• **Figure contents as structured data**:
<<<<

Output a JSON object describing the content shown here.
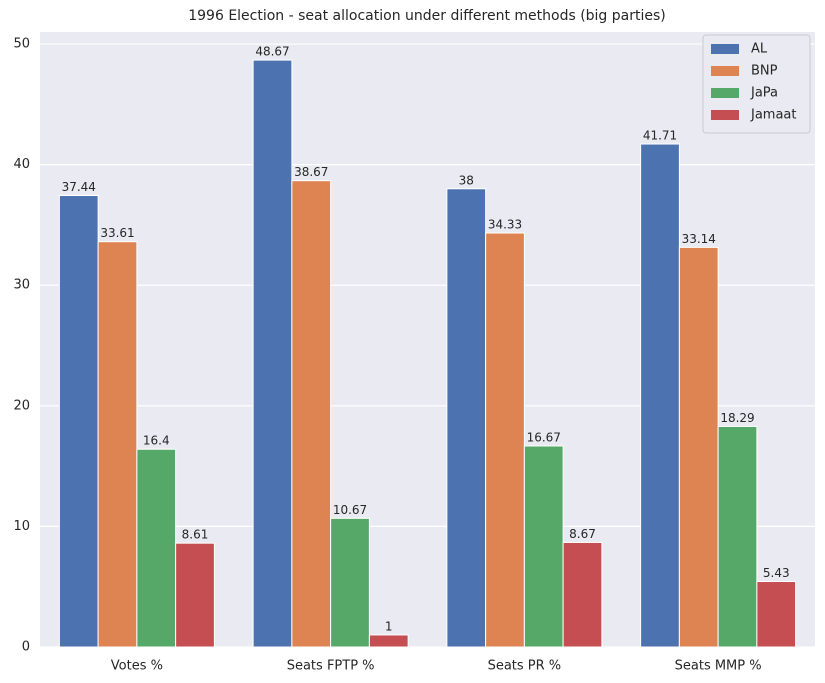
{
  "chart_data": {
    "type": "bar",
    "title": "1996 Election - seat allocation under different methods (big parties)",
    "categories": [
      "Votes %",
      "Seats FPTP %",
      "Seats PR %",
      "Seats MMP %"
    ],
    "series": [
      {
        "name": "AL",
        "color": "#4c72b0",
        "values": [
          37.44,
          48.67,
          38,
          41.71
        ]
      },
      {
        "name": "BNP",
        "color": "#dd8452",
        "values": [
          33.61,
          38.67,
          34.33,
          33.14
        ]
      },
      {
        "name": "JaPa",
        "color": "#55a868",
        "values": [
          16.4,
          10.67,
          16.67,
          18.29
        ]
      },
      {
        "name": "Jamaat",
        "color": "#c44e52",
        "values": [
          8.61,
          1,
          8.67,
          5.43
        ]
      }
    ],
    "ylim": [
      0,
      51
    ],
    "yticks": [
      0,
      10,
      20,
      30,
      40,
      50
    ],
    "grid": true,
    "legend": "upper right"
  }
}
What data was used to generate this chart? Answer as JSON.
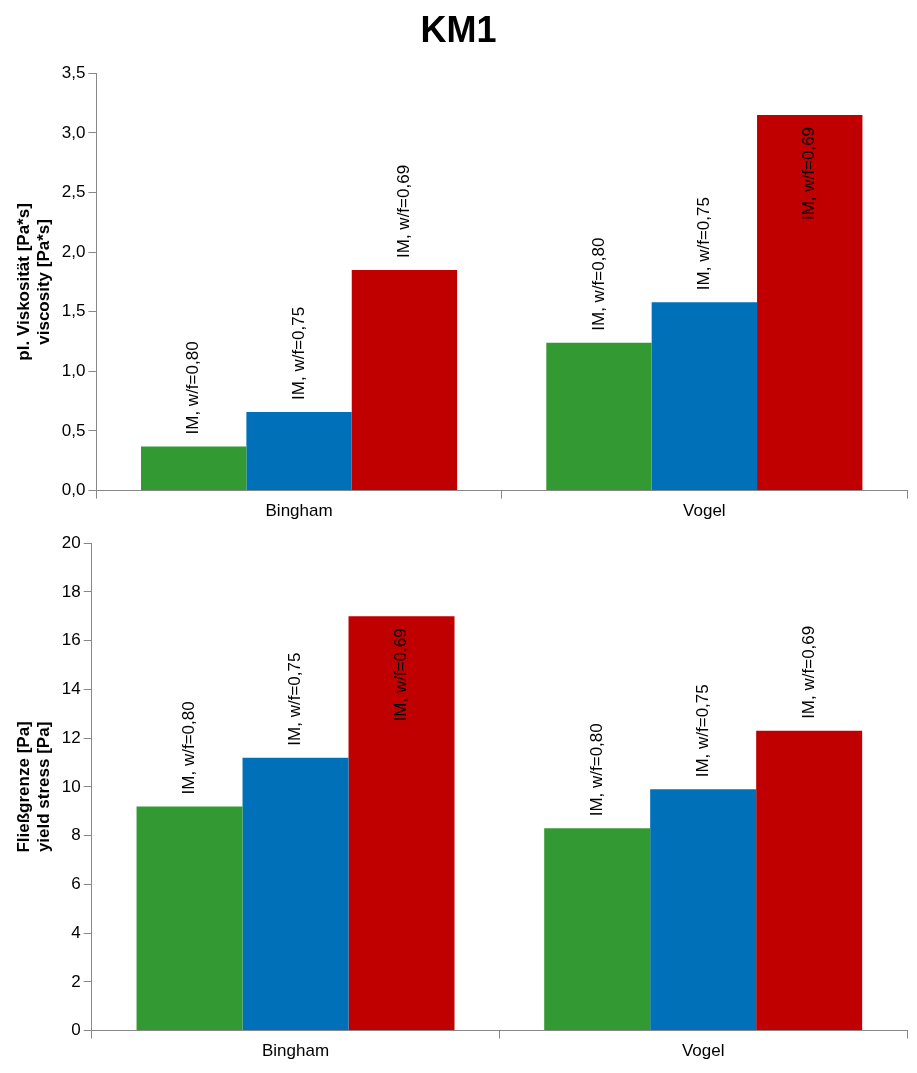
{
  "chart_data": [
    {
      "type": "bar",
      "title": "KM1",
      "ylabel": "pl. Viskosität [Pa*s]\nviscosity [Pa*s]",
      "categories": [
        "Bingham",
        "Vogel"
      ],
      "series": [
        {
          "name": "IM, w/f=0,80",
          "color": "#339933",
          "values": [
            0.37,
            1.24
          ]
        },
        {
          "name": "IM, w/f=0,75",
          "color": "#0070b8",
          "values": [
            0.66,
            1.58
          ]
        },
        {
          "name": "IM, w/f=0,69",
          "color": "#c00000",
          "values": [
            1.85,
            3.15
          ]
        }
      ],
      "ylim": [
        0,
        3.5
      ],
      "yticks": [
        {
          "value": 0,
          "label": "0,0"
        },
        {
          "value": 0.5,
          "label": "0,5"
        },
        {
          "value": 1,
          "label": "1,0"
        },
        {
          "value": 1.5,
          "label": "1,5"
        },
        {
          "value": 2,
          "label": "2,0"
        },
        {
          "value": 2.5,
          "label": "2,5"
        },
        {
          "value": 3,
          "label": "3,0"
        },
        {
          "value": 3.5,
          "label": "3,5"
        }
      ],
      "grid": false,
      "legend": false
    },
    {
      "type": "bar",
      "ylabel": "Fließgrenze [Pa]\nyield stress [Pa]",
      "categories": [
        "Bingham",
        "Vogel"
      ],
      "series": [
        {
          "name": "IM, w/f=0,80",
          "color": "#339933",
          "values": [
            9.2,
            8.3
          ]
        },
        {
          "name": "IM, w/f=0,75",
          "color": "#0070b8",
          "values": [
            11.2,
            9.9
          ]
        },
        {
          "name": "IM, w/f=0,69",
          "color": "#c00000",
          "values": [
            17.0,
            12.3
          ]
        }
      ],
      "ylim": [
        0,
        20
      ],
      "yticks": [
        0,
        2,
        4,
        6,
        8,
        10,
        12,
        14,
        16,
        18,
        20
      ],
      "grid": false,
      "legend": false
    }
  ]
}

>>>>

• **TASK OBJECTIVE**:
Reproduce every entry exactly, but omit each picture.

• **RESPONSE TO THE EXERCISE**:
Output a JSON object describing the content shown here.
{
  "chart_data": {
    "type": "bar",
    "title": "1996 Election - seat allocation under different methods (big parties)",
    "categories": [
      "Votes %",
      "Seats FPTP %",
      "Seats PR %",
      "Seats MMP %"
    ],
    "series": [
      {
        "name": "AL",
        "color": "#4c72b0",
        "values": [
          37.44,
          48.67,
          38,
          41.71
        ]
      },
      {
        "name": "BNP",
        "color": "#dd8452",
        "values": [
          33.61,
          38.67,
          34.33,
          33.14
        ]
      },
      {
        "name": "JaPa",
        "color": "#55a868",
        "values": [
          16.4,
          10.67,
          16.67,
          18.29
        ]
      },
      {
        "name": "Jamaat",
        "color": "#c44e52",
        "values": [
          8.61,
          1,
          8.67,
          5.43
        ]
      }
    ],
    "ylim": [
      0,
      51
    ],
    "yticks": [
      0,
      10,
      20,
      30,
      40,
      50
    ],
    "grid": true,
    "legend": "upper right"
  }
}
What data was used to generate this chart? Answer as JSON.
{
  "chart_data": [
    {
      "type": "bar",
      "title": "KM1",
      "ylabel": "pl. Viskosität [Pa*s]\nviscosity [Pa*s]",
      "categories": [
        "Bingham",
        "Vogel"
      ],
      "series": [
        {
          "name": "IM, w/f=0,80",
          "color": "#339933",
          "values": [
            0.37,
            1.24
          ]
        },
        {
          "name": "IM, w/f=0,75",
          "color": "#0070b8",
          "values": [
            0.66,
            1.58
          ]
        },
        {
          "name": "IM, w/f=0,69",
          "color": "#c00000",
          "values": [
            1.85,
            3.15
          ]
        }
      ],
      "ylim": [
        0,
        3.5
      ],
      "yticks": [
        {
          "value": 0,
          "label": "0,0"
        },
        {
          "value": 0.5,
          "label": "0,5"
        },
        {
          "value": 1,
          "label": "1,0"
        },
        {
          "value": 1.5,
          "label": "1,5"
        },
        {
          "value": 2,
          "label": "2,0"
        },
        {
          "value": 2.5,
          "label": "2,5"
        },
        {
          "value": 3,
          "label": "3,0"
        },
        {
          "value": 3.5,
          "label": "3,5"
        }
      ],
      "grid": false,
      "legend": false
    },
    {
      "type": "bar",
      "ylabel": "Fließgrenze [Pa]\nyield stress [Pa]",
      "categories": [
        "Bingham",
        "Vogel"
      ],
      "series": [
        {
          "name": "IM, w/f=0,80",
          "color": "#339933",
          "values": [
            9.2,
            8.3
          ]
        },
        {
          "name": "IM, w/f=0,75",
          "color": "#0070b8",
          "values": [
            11.2,
            9.9
          ]
        },
        {
          "name": "IM, w/f=0,69",
          "color": "#c00000",
          "values": [
            17.0,
            12.3
          ]
        }
      ],
      "ylim": [
        0,
        20
      ],
      "yticks": [
        0,
        2,
        4,
        6,
        8,
        10,
        12,
        14,
        16,
        18,
        20
      ],
      "grid": false,
      "legend": false
    }
  ]
}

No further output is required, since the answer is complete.